[Problem]:
Restate each entry word for word, leaving nothing out.

[Entries with figure data]
· · · ·
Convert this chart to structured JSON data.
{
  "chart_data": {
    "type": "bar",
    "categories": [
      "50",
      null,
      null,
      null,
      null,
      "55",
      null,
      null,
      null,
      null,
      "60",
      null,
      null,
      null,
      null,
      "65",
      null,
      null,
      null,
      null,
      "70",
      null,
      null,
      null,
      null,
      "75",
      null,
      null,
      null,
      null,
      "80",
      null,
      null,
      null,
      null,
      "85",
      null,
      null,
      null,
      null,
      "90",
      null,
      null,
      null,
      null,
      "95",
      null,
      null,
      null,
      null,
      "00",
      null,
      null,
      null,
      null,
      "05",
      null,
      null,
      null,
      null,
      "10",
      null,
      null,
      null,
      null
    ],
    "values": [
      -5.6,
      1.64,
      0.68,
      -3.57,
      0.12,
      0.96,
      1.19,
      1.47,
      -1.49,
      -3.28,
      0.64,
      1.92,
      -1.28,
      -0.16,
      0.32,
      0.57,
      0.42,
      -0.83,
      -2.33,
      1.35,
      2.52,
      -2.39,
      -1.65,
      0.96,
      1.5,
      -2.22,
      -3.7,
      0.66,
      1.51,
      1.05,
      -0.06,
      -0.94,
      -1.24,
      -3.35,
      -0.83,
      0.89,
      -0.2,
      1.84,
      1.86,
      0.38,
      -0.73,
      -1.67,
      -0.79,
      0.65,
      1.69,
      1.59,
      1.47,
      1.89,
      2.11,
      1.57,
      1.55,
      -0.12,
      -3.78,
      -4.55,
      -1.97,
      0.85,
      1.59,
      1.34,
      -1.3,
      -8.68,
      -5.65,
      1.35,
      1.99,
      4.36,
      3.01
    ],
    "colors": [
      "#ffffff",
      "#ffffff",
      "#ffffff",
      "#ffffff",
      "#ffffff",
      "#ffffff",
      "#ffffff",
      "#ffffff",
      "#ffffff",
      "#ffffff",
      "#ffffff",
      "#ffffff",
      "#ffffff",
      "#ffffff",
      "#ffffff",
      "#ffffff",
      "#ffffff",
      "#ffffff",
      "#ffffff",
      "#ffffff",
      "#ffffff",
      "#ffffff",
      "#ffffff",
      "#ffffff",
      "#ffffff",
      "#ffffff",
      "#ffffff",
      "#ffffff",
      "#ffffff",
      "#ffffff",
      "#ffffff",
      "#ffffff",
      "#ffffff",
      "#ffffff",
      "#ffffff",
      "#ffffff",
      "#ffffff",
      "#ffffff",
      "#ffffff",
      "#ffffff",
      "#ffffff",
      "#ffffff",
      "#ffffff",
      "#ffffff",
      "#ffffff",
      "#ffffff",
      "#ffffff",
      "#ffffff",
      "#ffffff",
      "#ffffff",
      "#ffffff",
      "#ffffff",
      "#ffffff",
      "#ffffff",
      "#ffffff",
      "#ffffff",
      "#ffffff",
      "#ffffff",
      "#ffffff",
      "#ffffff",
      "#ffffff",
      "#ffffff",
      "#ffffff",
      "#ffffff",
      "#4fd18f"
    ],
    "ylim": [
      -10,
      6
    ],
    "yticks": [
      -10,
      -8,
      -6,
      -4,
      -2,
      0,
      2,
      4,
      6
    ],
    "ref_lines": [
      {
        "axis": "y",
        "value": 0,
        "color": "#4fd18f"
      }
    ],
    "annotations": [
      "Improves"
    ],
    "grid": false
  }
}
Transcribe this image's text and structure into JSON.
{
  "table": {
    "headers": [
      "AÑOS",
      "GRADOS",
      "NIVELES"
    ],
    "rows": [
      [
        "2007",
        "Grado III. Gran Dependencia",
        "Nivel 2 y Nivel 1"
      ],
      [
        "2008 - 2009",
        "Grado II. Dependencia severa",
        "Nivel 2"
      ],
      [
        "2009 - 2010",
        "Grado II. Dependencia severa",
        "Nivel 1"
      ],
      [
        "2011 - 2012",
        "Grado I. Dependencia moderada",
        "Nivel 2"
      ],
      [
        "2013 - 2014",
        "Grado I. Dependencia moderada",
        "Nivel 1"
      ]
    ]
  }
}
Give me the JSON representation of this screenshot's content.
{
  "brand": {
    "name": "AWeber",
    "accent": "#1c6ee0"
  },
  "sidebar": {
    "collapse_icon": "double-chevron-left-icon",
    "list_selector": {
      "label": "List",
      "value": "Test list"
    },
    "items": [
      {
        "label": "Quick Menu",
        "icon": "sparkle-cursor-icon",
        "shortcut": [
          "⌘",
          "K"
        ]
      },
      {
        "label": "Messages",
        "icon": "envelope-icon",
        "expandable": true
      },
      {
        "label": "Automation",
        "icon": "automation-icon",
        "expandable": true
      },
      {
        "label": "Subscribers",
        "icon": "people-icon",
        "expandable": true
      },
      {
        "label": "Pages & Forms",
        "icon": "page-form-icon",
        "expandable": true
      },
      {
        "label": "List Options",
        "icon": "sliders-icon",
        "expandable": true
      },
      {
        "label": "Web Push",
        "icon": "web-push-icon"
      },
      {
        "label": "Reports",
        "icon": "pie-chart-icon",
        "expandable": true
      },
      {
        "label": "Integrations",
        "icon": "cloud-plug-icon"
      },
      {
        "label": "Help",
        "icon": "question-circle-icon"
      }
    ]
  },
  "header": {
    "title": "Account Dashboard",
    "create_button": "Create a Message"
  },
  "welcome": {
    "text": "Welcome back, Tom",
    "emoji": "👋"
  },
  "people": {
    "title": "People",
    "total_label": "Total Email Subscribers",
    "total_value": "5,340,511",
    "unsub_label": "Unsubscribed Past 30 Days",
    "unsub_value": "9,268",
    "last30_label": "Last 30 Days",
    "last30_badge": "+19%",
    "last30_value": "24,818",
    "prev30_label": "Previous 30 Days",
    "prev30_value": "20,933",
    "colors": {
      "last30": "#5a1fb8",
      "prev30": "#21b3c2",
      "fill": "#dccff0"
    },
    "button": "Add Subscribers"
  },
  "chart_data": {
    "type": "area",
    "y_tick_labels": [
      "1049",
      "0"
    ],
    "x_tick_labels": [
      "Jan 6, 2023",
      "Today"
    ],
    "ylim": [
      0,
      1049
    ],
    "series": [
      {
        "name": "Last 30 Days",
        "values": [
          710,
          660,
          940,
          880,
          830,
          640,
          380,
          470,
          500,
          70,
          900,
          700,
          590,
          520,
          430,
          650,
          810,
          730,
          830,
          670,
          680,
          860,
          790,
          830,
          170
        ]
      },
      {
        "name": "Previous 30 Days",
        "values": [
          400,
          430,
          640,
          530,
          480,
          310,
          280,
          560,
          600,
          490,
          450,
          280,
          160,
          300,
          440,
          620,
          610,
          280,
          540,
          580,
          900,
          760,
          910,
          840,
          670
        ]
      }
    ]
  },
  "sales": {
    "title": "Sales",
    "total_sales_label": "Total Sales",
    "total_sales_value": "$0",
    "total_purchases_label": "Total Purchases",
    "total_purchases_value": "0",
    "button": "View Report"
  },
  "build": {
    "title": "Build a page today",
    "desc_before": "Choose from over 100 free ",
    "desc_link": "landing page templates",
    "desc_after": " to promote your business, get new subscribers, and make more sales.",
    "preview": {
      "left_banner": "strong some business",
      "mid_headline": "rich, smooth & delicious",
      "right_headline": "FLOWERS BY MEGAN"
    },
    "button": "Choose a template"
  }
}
· · · ·
[Written response]:
Convert this chart to structured JSON data.
{
  "chart_data": {
    "type": "bar",
    "categories": [
      "50",
      null,
      null,
      null,
      null,
      "55",
      null,
      null,
      null,
      null,
      "60",
      null,
      null,
      null,
      null,
      "65",
      null,
      null,
      null,
      null,
      "70",
      null,
      null,
      null,
      null,
      "75",
      null,
      null,
      null,
      null,
      "80",
      null,
      null,
      null,
      null,
      "85",
      null,
      null,
      null,
      null,
      "90",
      null,
      null,
      null,
      null,
      "95",
      null,
      null,
      null,
      null,
      "00",
      null,
      null,
      null,
      null,
      "05",
      null,
      null,
      null,
      null,
      "10",
      null,
      null,
      null,
      null
    ],
    "values": [
      -5.6,
      1.64,
      0.68,
      -3.57,
      0.12,
      0.96,
      1.19,
      1.47,
      -1.49,
      -3.28,
      0.64,
      1.92,
      -1.28,
      -0.16,
      0.32,
      0.57,
      0.42,
      -0.83,
      -2.33,
      1.35,
      2.52,
      -2.39,
      -1.65,
      0.96,
      1.5,
      -2.22,
      -3.7,
      0.66,
      1.51,
      1.05,
      -0.06,
      -0.94,
      -1.24,
      -3.35,
      -0.83,
      0.89,
      -0.2,
      1.84,
      1.86,
      0.38,
      -0.73,
      -1.67,
      -0.79,
      0.65,
      1.69,
      1.59,
      1.47,
      1.89,
      2.11,
      1.57,
      1.55,
      -0.12,
      -3.78,
      -4.55,
      -1.97,
      0.85,
      1.59,
      1.34,
      -1.3,
      -8.68,
      -5.65,
      1.35,
      1.99,
      4.36,
      3.01
    ],
    "colors": [
      "#ffffff",
      "#ffffff",
      "#ffffff",
      "#ffffff",
      "#ffffff",
      "#ffffff",
      "#ffffff",
      "#ffffff",
      "#ffffff",
      "#ffffff",
      "#ffffff",
      "#ffffff",
      "#ffffff",
      "#ffffff",
      "#ffffff",
      "#ffffff",
      "#ffffff",
      "#ffffff",
      "#ffffff",
      "#ffffff",
      "#ffffff",
      "#ffffff",
      "#ffffff",
      "#ffffff",
      "#ffffff",
      "#ffffff",
      "#ffffff",
      "#ffffff",
      "#ffffff",
      "#ffffff",
      "#ffffff",
      "#ffffff",
      "#ffffff",
      "#ffffff",
      "#ffffff",
      "#ffffff",
      "#ffffff",
      "#ffffff",
      "#ffffff",
      "#ffffff",
      "#ffffff",
      "#ffffff",
      "#ffffff",
      "#ffffff",
      "#ffffff",
      "#ffffff",
      "#ffffff",
      "#ffffff",
      "#ffffff",
      "#ffffff",
      "#ffffff",
      "#ffffff",
      "#ffffff",
      "#ffffff",
      "#ffffff",
      "#ffffff",
      "#ffffff",
      "#ffffff",
      "#ffffff",
      "#ffffff",
      "#ffffff",
      "#ffffff",
      "#ffffff",
      "#ffffff",
      "#4fd18f"
    ],
    "ylim": [
      -10,
      6
    ],
    "yticks": [
      -10,
      -8,
      -6,
      -4,
      -2,
      0,
      2,
      4,
      6
    ],
    "ref_lines": [
      {
        "axis": "y",
        "value": 0,
        "color": "#4fd18f"
      }
    ],
    "annotations": [
      "Improves"
    ],
    "grid": false
  }
}
Transcribe this image's text and structure into JSON.
{
  "table": {
    "headers": [
      "AÑOS",
      "GRADOS",
      "NIVELES"
    ],
    "rows": [
      [
        "2007",
        "Grado III. Gran Dependencia",
        "Nivel 2 y Nivel 1"
      ],
      [
        "2008 - 2009",
        "Grado II. Dependencia severa",
        "Nivel 2"
      ],
      [
        "2009 - 2010",
        "Grado II. Dependencia severa",
        "Nivel 1"
      ],
      [
        "2011 - 2012",
        "Grado I. Dependencia moderada",
        "Nivel 2"
      ],
      [
        "2013 - 2014",
        "Grado I. Dependencia moderada",
        "Nivel 1"
      ]
    ]
  }
}
Give me the JSON representation of this screenshot's content.
{
  "brand": {
    "name": "AWeber",
    "accent": "#1c6ee0"
  },
  "sidebar": {
    "collapse_icon": "double-chevron-left-icon",
    "list_selector": {
      "label": "List",
      "value": "Test list"
    },
    "items": [
      {
        "label": "Quick Menu",
        "icon": "sparkle-cursor-icon",
        "shortcut": [
          "⌘",
          "K"
        ]
      },
      {
        "label": "Messages",
        "icon": "envelope-icon",
        "expandable": true
      },
      {
        "label": "Automation",
        "icon": "automation-icon",
        "expandable": true
      },
      {
        "label": "Subscribers",
        "icon": "people-icon",
        "expandable": true
      },
      {
        "label": "Pages & Forms",
        "icon": "page-form-icon",
        "expandable": true
      },
      {
        "label": "List Options",
        "icon": "sliders-icon",
        "expandable": true
      },
      {
        "label": "Web Push",
        "icon": "web-push-icon"
      },
      {
        "label": "Reports",
        "icon": "pie-chart-icon",
        "expandable": true
      },
      {
        "label": "Integrations",
        "icon": "cloud-plug-icon"
      },
      {
        "label": "Help",
        "icon": "question-circle-icon"
      }
    ]
  },
  "header": {
    "title": "Account Dashboard",
    "create_button": "Create a Message"
  },
  "welcome": {
    "text": "Welcome back, Tom",
    "emoji": "👋"
  },
  "people": {
    "title": "People",
    "total_label": "Total Email Subscribers",
    "total_value": "5,340,511",
    "unsub_label": "Unsubscribed Past 30 Days",
    "unsub_value": "9,268",
    "last30_label": "Last 30 Days",
    "last30_badge": "+19%",
    "last30_value": "24,818",
    "prev30_label": "Previous 30 Days",
    "prev30_value": "20,933",
    "colors": {
      "last30": "#5a1fb8",
      "prev30": "#21b3c2",
      "fill": "#dccff0"
    },
    "button": "Add Subscribers"
  },
  "chart_data": {
    "type": "area",
    "y_tick_labels": [
      "1049",
      "0"
    ],
    "x_tick_labels": [
      "Jan 6, 2023",
      "Today"
    ],
    "ylim": [
      0,
      1049
    ],
    "series": [
      {
        "name": "Last 30 Days",
        "values": [
          710,
          660,
          940,
          880,
          830,
          640,
          380,
          470,
          500,
          70,
          900,
          700,
          590,
          520,
          430,
          650,
          810,
          730,
          830,
          670,
          680,
          860,
          790,
          830,
          170
        ]
      },
      {
        "name": "Previous 30 Days",
        "values": [
          400,
          430,
          640,
          530,
          480,
          310,
          280,
          560,
          600,
          490,
          450,
          280,
          160,
          300,
          440,
          620,
          610,
          280,
          540,
          580,
          900,
          760,
          910,
          840,
          670
        ]
      }
    ]
  },
  "sales": {
    "title": "Sales",
    "total_sales_label": "Total Sales",
    "total_sales_value": "$0",
    "total_purchases_label": "Total Purchases",
    "total_purchases_value": "0",
    "button": "View Report"
  },
  "build": {
    "title": "Build a page today",
    "desc_before": "Choose from over 100 free ",
    "desc_link": "landing page templates",
    "desc_after": " to promote your business, get new subscribers, and make more sales.",
    "preview": {
      "left_banner": "strong some business",
      "mid_headline": "rich, smooth & delicious",
      "right_headline": "FLOWERS BY MEGAN"
    },
    "button": "Choose a template"
  }
}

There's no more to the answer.